**What is asked**
Transcribe all the records with complete accuracy.

Raw records

-*-*-

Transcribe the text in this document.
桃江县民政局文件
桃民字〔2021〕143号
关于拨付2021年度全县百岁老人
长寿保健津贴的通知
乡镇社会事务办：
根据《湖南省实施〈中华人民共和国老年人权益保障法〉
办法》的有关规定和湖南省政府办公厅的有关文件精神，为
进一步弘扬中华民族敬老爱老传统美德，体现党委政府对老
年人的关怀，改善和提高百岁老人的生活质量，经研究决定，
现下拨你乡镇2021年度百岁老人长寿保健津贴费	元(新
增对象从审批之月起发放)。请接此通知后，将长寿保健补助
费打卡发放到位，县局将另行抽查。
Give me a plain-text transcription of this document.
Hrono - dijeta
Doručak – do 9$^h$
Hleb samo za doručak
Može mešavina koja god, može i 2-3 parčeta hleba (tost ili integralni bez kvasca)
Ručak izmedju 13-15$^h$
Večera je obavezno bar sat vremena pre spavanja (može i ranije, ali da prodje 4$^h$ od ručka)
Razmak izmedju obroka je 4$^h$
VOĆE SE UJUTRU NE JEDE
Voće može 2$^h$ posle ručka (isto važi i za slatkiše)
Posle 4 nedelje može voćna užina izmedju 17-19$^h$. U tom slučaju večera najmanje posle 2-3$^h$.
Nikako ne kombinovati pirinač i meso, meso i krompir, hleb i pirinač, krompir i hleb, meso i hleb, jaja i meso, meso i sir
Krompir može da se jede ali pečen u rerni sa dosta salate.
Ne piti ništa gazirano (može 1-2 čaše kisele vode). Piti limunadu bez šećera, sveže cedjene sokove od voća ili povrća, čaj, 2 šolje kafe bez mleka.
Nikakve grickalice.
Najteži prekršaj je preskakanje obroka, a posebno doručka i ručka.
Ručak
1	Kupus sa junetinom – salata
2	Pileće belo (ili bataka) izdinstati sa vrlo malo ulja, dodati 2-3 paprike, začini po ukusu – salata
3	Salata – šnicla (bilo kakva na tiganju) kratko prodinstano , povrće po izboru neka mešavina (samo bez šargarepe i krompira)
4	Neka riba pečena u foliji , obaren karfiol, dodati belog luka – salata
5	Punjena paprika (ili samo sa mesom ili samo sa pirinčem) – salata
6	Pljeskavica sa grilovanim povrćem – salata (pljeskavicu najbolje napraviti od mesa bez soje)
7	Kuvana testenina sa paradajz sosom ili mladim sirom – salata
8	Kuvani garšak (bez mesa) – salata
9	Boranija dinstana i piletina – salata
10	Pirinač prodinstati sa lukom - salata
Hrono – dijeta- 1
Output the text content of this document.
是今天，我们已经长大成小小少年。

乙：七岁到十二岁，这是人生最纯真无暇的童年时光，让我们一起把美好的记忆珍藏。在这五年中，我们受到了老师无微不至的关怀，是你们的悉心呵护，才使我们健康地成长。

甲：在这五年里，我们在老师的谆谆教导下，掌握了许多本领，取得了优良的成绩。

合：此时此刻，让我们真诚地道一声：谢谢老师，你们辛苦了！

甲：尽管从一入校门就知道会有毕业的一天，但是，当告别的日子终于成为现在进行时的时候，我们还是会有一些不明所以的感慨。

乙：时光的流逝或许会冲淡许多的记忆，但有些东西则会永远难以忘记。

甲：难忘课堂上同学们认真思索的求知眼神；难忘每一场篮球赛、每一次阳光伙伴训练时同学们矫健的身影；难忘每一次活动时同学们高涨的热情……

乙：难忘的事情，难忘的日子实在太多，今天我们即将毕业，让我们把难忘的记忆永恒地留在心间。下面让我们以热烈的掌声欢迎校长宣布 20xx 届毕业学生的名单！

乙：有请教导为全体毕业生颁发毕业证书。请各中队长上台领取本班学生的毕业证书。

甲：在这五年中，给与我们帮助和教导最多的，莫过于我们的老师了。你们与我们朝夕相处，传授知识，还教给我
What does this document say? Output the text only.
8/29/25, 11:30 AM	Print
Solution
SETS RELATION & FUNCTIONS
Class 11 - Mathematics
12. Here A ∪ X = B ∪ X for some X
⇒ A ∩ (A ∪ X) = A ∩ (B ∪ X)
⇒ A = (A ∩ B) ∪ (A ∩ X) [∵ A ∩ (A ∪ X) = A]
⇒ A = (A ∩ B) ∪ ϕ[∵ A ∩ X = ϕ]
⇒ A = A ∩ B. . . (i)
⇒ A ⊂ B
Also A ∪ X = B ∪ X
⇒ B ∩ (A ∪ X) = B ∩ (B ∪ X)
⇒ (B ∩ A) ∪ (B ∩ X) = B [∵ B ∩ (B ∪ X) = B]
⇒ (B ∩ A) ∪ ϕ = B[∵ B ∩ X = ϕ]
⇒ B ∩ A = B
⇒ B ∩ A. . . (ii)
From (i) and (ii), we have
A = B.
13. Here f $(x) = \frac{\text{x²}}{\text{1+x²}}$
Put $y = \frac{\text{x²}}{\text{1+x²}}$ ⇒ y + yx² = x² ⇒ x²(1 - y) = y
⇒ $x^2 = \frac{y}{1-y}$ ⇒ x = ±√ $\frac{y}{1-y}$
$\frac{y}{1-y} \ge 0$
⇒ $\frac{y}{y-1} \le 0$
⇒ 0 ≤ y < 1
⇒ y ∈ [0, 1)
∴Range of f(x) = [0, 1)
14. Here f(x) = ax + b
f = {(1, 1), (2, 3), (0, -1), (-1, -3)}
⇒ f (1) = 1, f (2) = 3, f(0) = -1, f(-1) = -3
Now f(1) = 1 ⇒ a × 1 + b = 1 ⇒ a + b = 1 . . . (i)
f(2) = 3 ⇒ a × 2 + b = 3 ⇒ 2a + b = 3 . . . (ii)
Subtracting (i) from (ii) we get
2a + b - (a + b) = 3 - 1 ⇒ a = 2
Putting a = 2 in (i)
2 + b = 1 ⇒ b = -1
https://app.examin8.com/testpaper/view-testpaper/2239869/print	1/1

-*-*-

**Written answer**
Transcribe the text in this document.
桃江县民政局文件
桃民字〔2021〕143号
关于拨付2021年度全县百岁老人
长寿保健津贴的通知
乡镇社会事务办：
根据《湖南省实施〈中华人民共和国老年人权益保障法〉
办法》的有关规定和湖南省政府办公厅的有关文件精神，为
进一步弘扬中华民族敬老爱老传统美德，体现党委政府对老
年人的关怀，改善和提高百岁老人的生活质量，经研究决定，
现下拨你乡镇2021年度百岁老人长寿保健津贴费	元(新
增对象从审批之月起发放)。请接此通知后，将长寿保健补助
费打卡发放到位，县局将另行抽查。
Give me a plain-text transcription of this document.
Hrono - dijeta
Doručak – do 9$^h$
Hleb samo za doručak
Može mešavina koja god, može i 2-3 parčeta hleba (tost ili integralni bez kvasca)
Ručak izmedju 13-15$^h$
Večera je obavezno bar sat vremena pre spavanja (može i ranije, ali da prodje 4$^h$ od ručka)
Razmak izmedju obroka je 4$^h$
VOĆE SE UJUTRU NE JEDE
Voće može 2$^h$ posle ručka (isto važi i za slatkiše)
Posle 4 nedelje može voćna užina izmedju 17-19$^h$. U tom slučaju večera najmanje posle 2-3$^h$.
Nikako ne kombinovati pirinač i meso, meso i krompir, hleb i pirinač, krompir i hleb, meso i hleb, jaja i meso, meso i sir
Krompir može da se jede ali pečen u rerni sa dosta salate.
Ne piti ništa gazirano (može 1-2 čaše kisele vode). Piti limunadu bez šećera, sveže cedjene sokove od voća ili povrća, čaj, 2 šolje kafe bez mleka.
Nikakve grickalice.
Najteži prekršaj je preskakanje obroka, a posebno doručka i ručka.
Ručak
1	Kupus sa junetinom – salata
2	Pileće belo (ili bataka) izdinstati sa vrlo malo ulja, dodati 2-3 paprike, začini po ukusu – salata
3	Salata – šnicla (bilo kakva na tiganju) kratko prodinstano , povrće po izboru neka mešavina (samo bez šargarepe i krompira)
4	Neka riba pečena u foliji , obaren karfiol, dodati belog luka – salata
5	Punjena paprika (ili samo sa mesom ili samo sa pirinčem) – salata
6	Pljeskavica sa grilovanim povrćem – salata (pljeskavicu najbolje napraviti od mesa bez soje)
7	Kuvana testenina sa paradajz sosom ili mladim sirom – salata
8	Kuvani garšak (bez mesa) – salata
9	Boranija dinstana i piletina – salata
10	Pirinač prodinstati sa lukom - salata
Hrono – dijeta- 1
Output the text content of this document.
是今天，我们已经长大成小小少年。

乙：七岁到十二岁，这是人生最纯真无暇的童年时光，让我们一起把美好的记忆珍藏。在这五年中，我们受到了老师无微不至的关怀，是你们的悉心呵护，才使我们健康地成长。

甲：在这五年里，我们在老师的谆谆教导下，掌握了许多本领，取得了优良的成绩。

合：此时此刻，让我们真诚地道一声：谢谢老师，你们辛苦了！

甲：尽管从一入校门就知道会有毕业的一天，但是，当告别的日子终于成为现在进行时的时候，我们还是会有一些不明所以的感慨。

乙：时光的流逝或许会冲淡许多的记忆，但有些东西则会永远难以忘记。

甲：难忘课堂上同学们认真思索的求知眼神；难忘每一场篮球赛、每一次阳光伙伴训练时同学们矫健的身影；难忘每一次活动时同学们高涨的热情……

乙：难忘的事情，难忘的日子实在太多，今天我们即将毕业，让我们把难忘的记忆永恒地留在心间。下面让我们以热烈的掌声欢迎校长宣布 20xx 届毕业学生的名单！

乙：有请教导为全体毕业生颁发毕业证书。请各中队长上台领取本班学生的毕业证书。

甲：在这五年中，给与我们帮助和教导最多的，莫过于我们的老师了。你们与我们朝夕相处，传授知识，还教给我
What does this document say? Output the text only.
8/29/25, 11:30 AM	Print
Solution
SETS RELATION & FUNCTIONS
Class 11 - Mathematics
12. Here A ∪ X = B ∪ X for some X
⇒ A ∩ (A ∪ X) = A ∩ (B ∪ X)
⇒ A = (A ∩ B) ∪ (A ∩ X) [∵ A ∩ (A ∪ X) = A]
⇒ A = (A ∩ B) ∪ ϕ[∵ A ∩ X = ϕ]
⇒ A = A ∩ B. . . (i)
⇒ A ⊂ B
Also A ∪ X = B ∪ X
⇒ B ∩ (A ∪ X) = B ∩ (B ∪ X)
⇒ (B ∩ A) ∪ (B ∩ X) = B [∵ B ∩ (B ∪ X) = B]
⇒ (B ∩ A) ∪ ϕ = B[∵ B ∩ X = ϕ]
⇒ B ∩ A = B
⇒ B ∩ A. . . (ii)
From (i) and (ii), we have
A = B.
13. Here f $(x) = \frac{\text{x²}}{\text{1+x²}}$
Put $y = \frac{\text{x²}}{\text{1+x²}}$ ⇒ y + yx² = x² ⇒ x²(1 - y) = y
⇒ $x^2 = \frac{y}{1-y}$ ⇒ x = ±√ $\frac{y}{1-y}$
$\frac{y}{1-y} \ge 0$
⇒ $\frac{y}{y-1} \le 0$
⇒ 0 ≤ y < 1
⇒ y ∈ [0, 1)
∴Range of f(x) = [0, 1)
14. Here f(x) = ax + b
f = {(1, 1), (2, 3), (0, -1), (-1, -3)}
⇒ f (1) = 1, f (2) = 3, f(0) = -1, f(-1) = -3
Now f(1) = 1 ⇒ a × 1 + b = 1 ⇒ a + b = 1 . . . (i)
f(2) = 3 ⇒ a × 2 + b = 3 ⇒ 2a + b = 3 . . . (ii)
Subtracting (i) from (ii) we get
2a + b - (a + b) = 3 - 1 ⇒ a = 2
Putting a = 2 in (i)
2 + b = 1 ⇒ b = -1
https://app.examin8.com/testpaper/view-testpaper/2239869/print	1/1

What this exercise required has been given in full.